(Dataset records)
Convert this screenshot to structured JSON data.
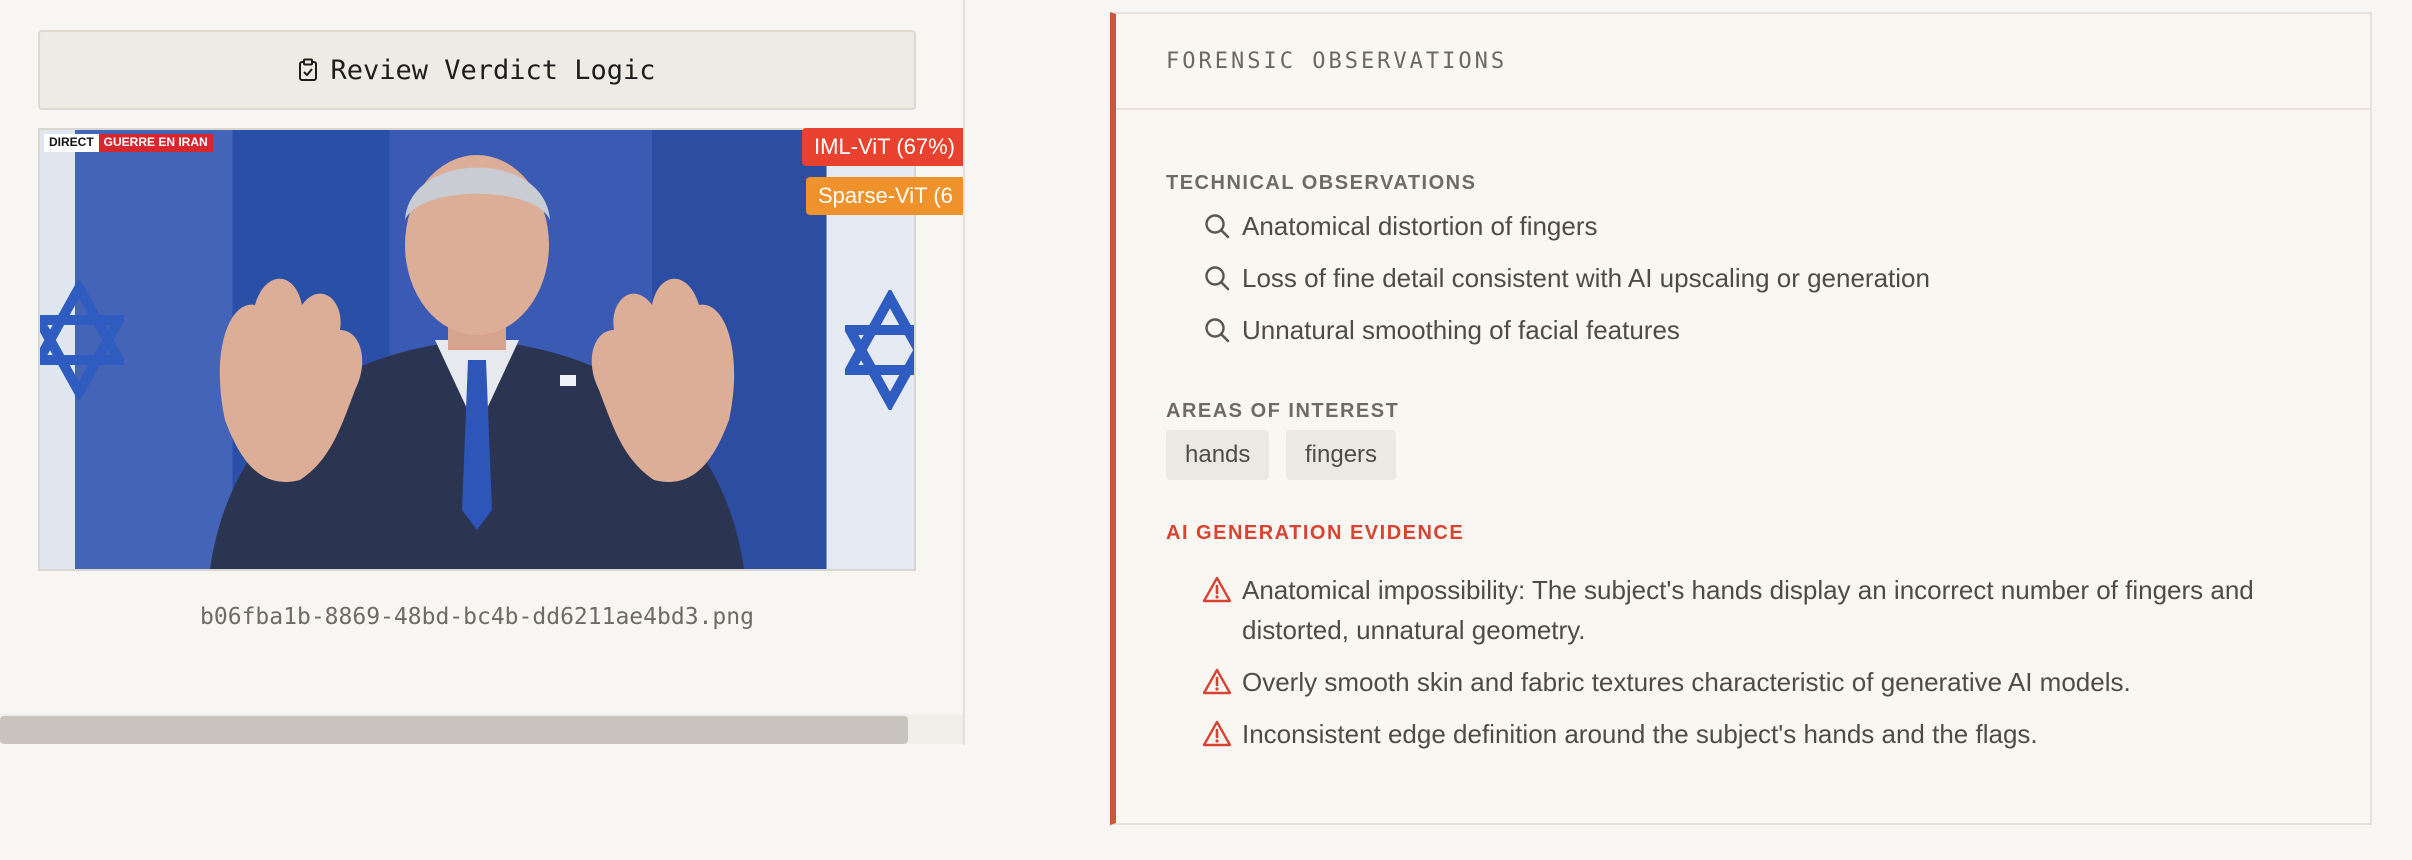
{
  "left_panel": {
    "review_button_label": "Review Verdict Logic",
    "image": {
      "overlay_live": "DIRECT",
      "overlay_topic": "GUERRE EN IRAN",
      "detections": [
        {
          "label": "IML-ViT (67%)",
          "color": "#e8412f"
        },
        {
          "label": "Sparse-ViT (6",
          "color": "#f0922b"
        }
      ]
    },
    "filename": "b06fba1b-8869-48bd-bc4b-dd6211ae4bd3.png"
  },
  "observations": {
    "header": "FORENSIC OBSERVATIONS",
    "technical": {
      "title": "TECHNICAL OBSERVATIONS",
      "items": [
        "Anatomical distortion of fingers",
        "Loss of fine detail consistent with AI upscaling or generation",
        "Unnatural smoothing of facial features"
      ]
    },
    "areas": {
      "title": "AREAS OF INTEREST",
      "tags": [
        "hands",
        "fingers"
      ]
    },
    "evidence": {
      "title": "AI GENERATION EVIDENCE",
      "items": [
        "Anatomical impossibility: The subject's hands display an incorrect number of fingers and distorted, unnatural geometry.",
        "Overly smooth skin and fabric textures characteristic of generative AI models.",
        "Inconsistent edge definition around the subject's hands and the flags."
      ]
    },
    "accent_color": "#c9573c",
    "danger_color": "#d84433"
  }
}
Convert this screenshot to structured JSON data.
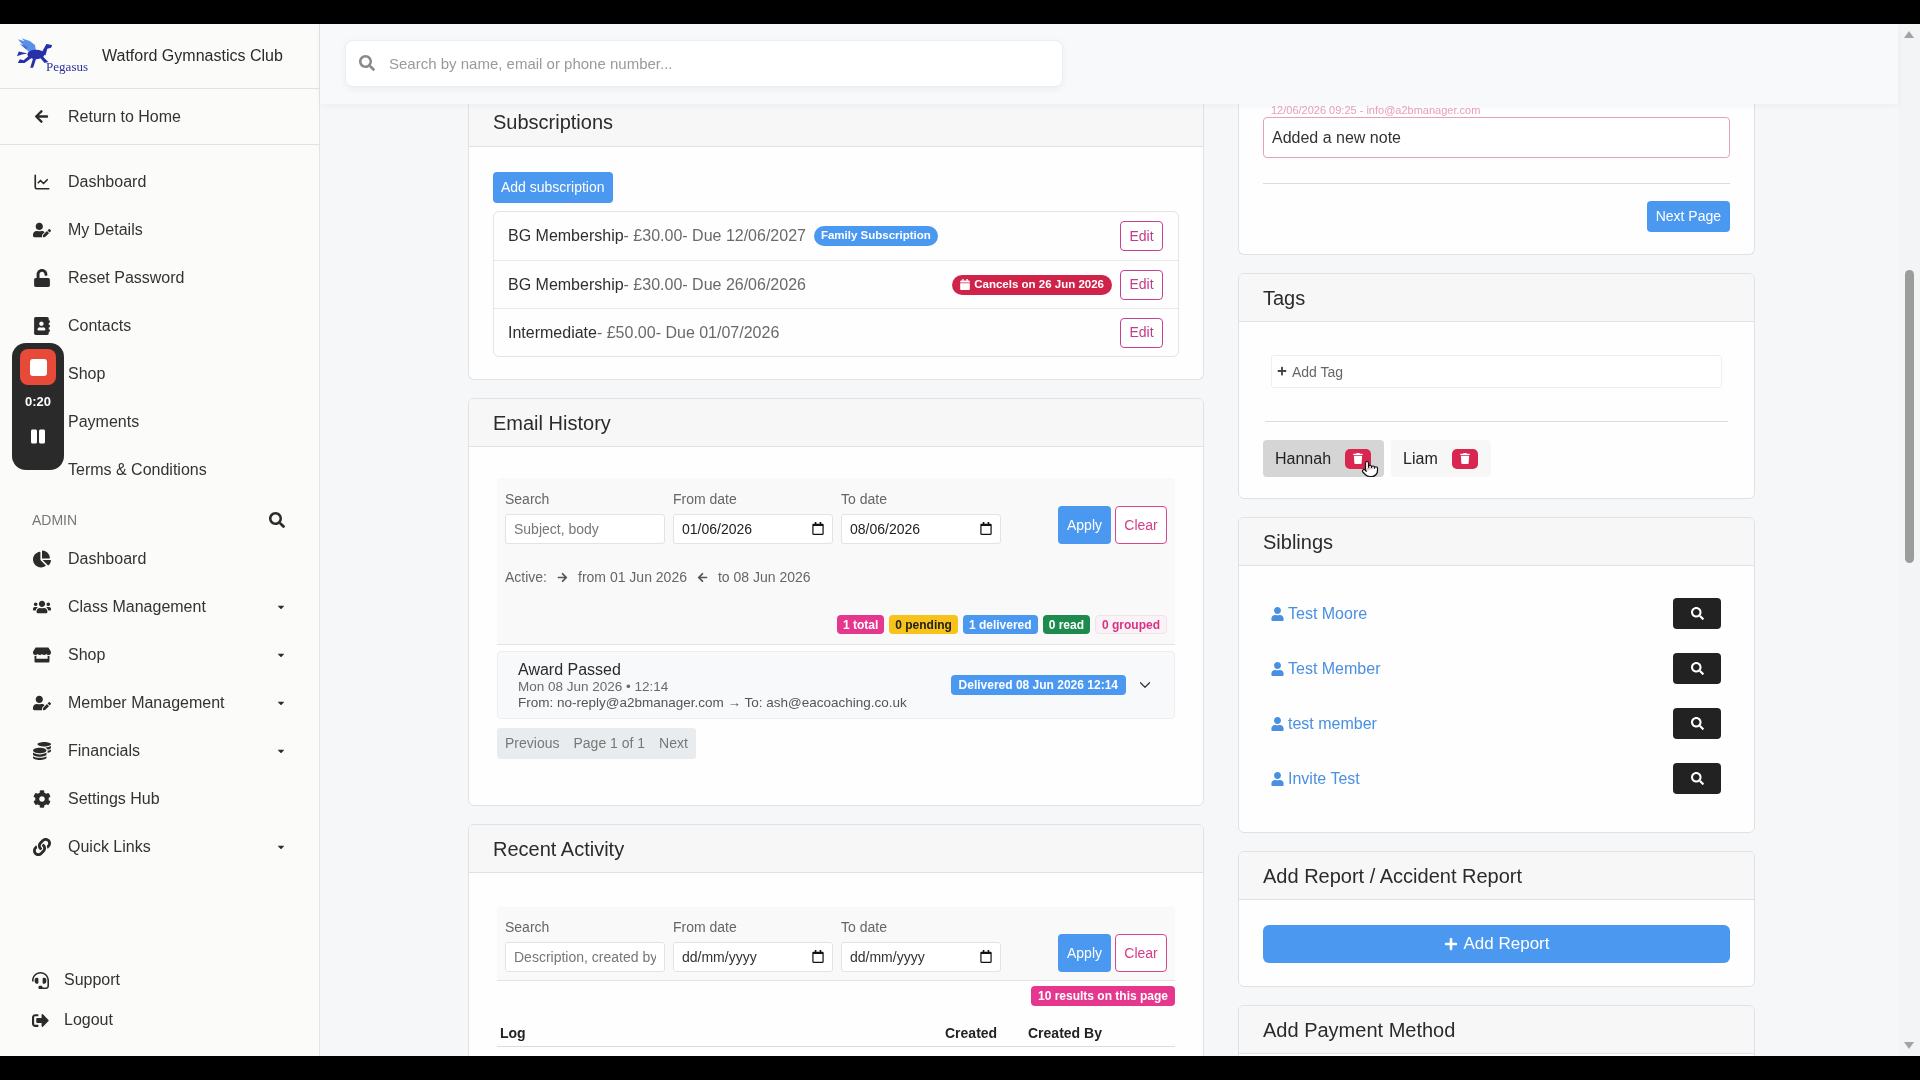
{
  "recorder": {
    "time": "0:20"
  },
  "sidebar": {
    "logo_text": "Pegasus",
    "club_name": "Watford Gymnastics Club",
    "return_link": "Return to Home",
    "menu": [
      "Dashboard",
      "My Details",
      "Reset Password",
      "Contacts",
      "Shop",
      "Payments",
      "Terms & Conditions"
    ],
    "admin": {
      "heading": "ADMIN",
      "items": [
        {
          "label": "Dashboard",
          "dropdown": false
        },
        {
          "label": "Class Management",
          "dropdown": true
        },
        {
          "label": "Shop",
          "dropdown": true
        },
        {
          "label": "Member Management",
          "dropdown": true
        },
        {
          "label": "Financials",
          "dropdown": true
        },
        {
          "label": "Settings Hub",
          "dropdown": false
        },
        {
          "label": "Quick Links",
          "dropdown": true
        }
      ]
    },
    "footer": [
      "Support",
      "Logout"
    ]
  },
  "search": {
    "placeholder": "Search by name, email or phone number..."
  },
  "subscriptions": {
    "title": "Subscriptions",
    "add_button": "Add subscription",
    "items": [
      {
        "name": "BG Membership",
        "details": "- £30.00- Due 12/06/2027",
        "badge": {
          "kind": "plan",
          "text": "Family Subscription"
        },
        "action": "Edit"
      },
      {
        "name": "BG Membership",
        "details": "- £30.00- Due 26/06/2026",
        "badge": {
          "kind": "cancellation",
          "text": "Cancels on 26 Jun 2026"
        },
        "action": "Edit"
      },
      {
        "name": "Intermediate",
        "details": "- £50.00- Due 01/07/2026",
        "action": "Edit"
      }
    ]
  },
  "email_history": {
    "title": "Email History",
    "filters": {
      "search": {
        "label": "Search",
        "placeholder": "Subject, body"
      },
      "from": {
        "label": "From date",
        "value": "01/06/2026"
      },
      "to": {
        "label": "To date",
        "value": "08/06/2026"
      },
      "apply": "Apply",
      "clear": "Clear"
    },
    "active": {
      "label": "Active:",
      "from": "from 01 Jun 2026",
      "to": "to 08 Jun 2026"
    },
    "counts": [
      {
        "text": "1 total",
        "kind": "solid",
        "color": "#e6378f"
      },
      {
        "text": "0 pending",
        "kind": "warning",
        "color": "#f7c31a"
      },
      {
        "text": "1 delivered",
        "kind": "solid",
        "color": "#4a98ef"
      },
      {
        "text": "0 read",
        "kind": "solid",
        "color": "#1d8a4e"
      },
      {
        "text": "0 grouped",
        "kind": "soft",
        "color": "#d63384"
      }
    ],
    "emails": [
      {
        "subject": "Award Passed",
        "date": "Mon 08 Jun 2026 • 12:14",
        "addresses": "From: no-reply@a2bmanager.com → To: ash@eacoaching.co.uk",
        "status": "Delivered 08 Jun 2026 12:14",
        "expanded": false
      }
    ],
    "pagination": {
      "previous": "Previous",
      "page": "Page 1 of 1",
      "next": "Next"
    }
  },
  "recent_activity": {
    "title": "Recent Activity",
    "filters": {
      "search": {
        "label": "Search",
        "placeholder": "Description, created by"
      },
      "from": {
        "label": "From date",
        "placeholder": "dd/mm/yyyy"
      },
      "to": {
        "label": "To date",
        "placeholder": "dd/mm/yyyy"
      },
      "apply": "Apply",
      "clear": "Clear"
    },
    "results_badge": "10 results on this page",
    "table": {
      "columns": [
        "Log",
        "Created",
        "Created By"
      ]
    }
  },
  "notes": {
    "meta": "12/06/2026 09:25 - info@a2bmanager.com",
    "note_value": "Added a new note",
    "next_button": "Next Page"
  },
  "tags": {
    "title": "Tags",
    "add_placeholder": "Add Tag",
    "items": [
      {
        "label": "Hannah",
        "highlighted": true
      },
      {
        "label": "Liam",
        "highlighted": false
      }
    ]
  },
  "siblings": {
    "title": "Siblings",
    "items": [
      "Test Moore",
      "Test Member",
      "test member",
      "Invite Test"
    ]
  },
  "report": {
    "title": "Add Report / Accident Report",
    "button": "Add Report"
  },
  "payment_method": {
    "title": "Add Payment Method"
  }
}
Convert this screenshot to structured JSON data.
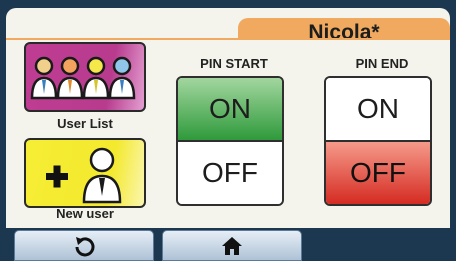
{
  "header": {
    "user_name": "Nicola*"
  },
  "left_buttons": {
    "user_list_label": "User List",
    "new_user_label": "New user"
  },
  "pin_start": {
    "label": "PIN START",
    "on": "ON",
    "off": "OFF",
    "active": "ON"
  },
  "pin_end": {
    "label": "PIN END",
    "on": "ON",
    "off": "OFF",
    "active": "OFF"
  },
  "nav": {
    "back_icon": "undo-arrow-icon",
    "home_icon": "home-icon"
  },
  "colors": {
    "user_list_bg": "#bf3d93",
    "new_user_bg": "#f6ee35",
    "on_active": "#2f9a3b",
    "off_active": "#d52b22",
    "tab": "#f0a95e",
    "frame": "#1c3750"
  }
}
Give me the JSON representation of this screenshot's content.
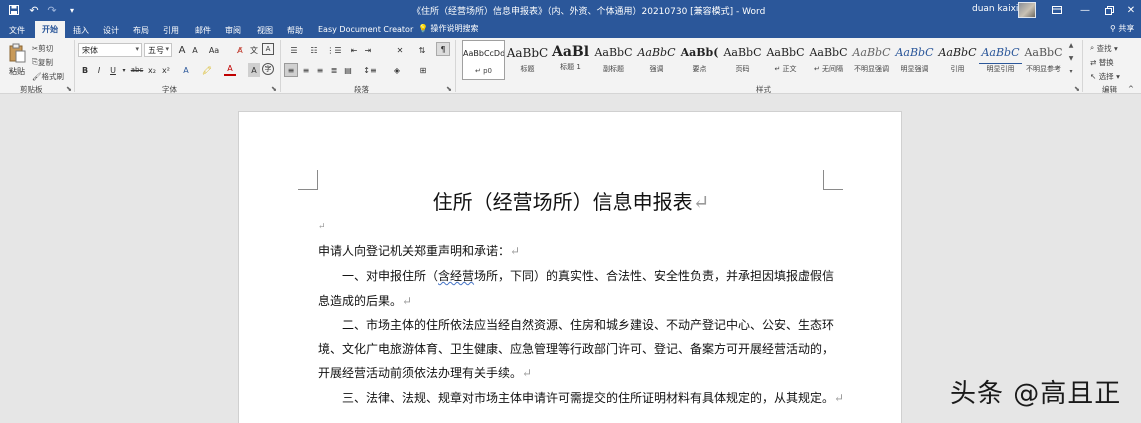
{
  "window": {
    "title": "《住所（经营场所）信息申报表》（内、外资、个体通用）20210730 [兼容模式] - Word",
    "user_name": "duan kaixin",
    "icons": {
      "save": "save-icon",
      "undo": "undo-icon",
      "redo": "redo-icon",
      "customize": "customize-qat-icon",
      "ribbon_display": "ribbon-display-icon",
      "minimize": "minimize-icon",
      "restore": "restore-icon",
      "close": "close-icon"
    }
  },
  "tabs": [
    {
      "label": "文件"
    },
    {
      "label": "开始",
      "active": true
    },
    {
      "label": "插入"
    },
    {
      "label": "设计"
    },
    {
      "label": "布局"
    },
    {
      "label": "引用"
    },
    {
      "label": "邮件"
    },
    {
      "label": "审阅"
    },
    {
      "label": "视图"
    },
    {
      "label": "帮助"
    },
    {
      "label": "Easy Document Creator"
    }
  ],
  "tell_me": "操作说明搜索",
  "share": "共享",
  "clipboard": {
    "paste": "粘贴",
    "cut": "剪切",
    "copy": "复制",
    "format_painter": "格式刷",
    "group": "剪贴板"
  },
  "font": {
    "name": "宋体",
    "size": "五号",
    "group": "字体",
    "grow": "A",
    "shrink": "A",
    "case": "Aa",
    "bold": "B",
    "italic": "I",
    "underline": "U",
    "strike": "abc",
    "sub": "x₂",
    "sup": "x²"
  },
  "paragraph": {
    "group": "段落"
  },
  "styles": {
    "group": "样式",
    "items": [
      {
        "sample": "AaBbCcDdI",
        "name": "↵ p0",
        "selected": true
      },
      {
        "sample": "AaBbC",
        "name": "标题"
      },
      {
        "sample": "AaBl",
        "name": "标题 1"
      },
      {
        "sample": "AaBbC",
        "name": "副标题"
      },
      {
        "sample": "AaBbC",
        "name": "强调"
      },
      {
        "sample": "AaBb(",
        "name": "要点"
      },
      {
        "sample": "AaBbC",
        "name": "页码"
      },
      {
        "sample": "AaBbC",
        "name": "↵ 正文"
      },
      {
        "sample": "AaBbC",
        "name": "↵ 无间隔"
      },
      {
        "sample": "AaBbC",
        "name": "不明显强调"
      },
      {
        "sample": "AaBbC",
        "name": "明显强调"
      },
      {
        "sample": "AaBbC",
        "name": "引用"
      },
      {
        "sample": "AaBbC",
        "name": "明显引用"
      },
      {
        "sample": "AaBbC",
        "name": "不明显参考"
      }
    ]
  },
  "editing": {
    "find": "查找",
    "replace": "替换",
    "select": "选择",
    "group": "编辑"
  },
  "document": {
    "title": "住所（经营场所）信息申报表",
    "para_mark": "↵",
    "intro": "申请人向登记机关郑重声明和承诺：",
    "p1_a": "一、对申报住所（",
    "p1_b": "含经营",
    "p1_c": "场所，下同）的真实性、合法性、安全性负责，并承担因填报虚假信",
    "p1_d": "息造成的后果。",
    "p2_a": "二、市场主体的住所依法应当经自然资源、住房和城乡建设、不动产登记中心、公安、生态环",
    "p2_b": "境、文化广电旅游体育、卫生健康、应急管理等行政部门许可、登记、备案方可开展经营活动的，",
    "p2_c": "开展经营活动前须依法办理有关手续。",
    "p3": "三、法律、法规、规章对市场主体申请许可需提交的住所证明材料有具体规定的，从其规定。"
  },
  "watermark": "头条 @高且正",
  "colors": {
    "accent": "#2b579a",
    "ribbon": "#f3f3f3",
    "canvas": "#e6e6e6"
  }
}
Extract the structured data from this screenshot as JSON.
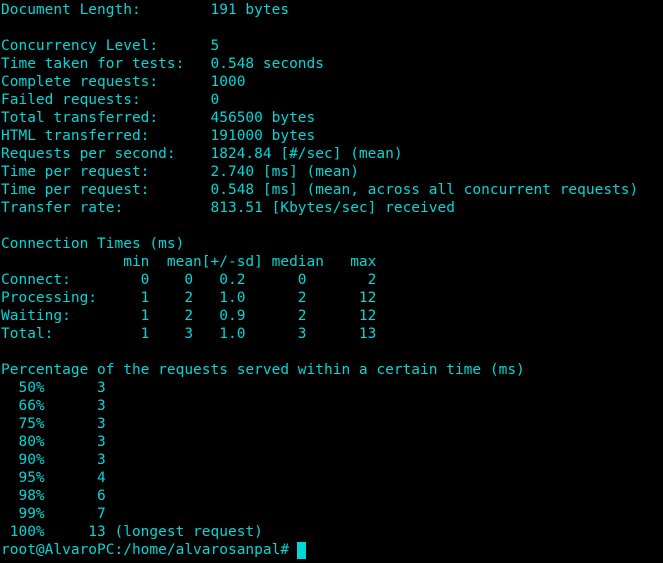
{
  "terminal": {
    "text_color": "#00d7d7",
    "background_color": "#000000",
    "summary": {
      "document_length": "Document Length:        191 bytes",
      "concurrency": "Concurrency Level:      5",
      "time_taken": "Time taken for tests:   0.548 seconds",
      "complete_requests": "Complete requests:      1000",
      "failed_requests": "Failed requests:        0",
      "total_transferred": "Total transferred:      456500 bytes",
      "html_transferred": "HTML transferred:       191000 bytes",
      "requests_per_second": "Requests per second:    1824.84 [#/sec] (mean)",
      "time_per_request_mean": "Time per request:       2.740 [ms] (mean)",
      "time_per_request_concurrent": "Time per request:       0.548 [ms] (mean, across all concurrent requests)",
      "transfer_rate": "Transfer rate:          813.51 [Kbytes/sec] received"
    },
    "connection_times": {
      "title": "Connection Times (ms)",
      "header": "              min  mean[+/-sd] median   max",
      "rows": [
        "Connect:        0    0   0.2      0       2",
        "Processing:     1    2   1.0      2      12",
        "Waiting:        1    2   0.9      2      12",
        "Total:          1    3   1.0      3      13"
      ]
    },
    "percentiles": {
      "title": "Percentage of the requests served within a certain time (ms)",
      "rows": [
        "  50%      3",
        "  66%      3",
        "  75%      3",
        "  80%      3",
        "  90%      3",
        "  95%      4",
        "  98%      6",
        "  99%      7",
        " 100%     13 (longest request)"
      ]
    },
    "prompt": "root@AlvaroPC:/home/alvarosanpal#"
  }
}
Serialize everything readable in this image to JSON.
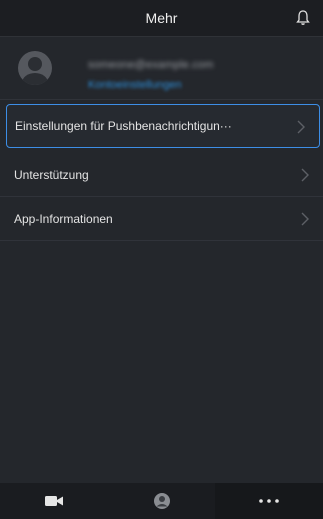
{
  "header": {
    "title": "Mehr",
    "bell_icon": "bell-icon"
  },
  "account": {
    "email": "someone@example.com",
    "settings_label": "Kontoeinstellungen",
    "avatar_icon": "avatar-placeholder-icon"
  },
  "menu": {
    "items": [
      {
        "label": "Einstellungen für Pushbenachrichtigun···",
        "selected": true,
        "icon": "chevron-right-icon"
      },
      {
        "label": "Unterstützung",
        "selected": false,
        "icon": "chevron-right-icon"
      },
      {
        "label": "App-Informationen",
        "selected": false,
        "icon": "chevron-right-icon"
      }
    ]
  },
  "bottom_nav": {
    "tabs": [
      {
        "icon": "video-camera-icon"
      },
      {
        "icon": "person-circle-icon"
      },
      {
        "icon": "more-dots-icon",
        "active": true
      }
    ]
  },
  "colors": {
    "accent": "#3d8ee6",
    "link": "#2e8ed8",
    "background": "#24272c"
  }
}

> [WRITTEN PROBLEM]:
Copy out only the lines beginning at the line with "Serialize everything readable" and ending at the last line of the entries. Keep them exact; drop pictures.

> [FULL RESPONSE]:
Serialize everything readable in this image to JSON.
{
  "header": {
    "title": "Mehr",
    "bell_icon": "bell-icon"
  },
  "account": {
    "email": "someone@example.com",
    "settings_label": "Kontoeinstellungen",
    "avatar_icon": "avatar-placeholder-icon"
  },
  "menu": {
    "items": [
      {
        "label": "Einstellungen für Pushbenachrichtigun···",
        "selected": true,
        "icon": "chevron-right-icon"
      },
      {
        "label": "Unterstützung",
        "selected": false,
        "icon": "chevron-right-icon"
      },
      {
        "label": "App-Informationen",
        "selected": false,
        "icon": "chevron-right-icon"
      }
    ]
  },
  "bottom_nav": {
    "tabs": [
      {
        "icon": "video-camera-icon"
      },
      {
        "icon": "person-circle-icon"
      },
      {
        "icon": "more-dots-icon",
        "active": true
      }
    ]
  },
  "colors": {
    "accent": "#3d8ee6",
    "link": "#2e8ed8",
    "background": "#24272c"
  }
}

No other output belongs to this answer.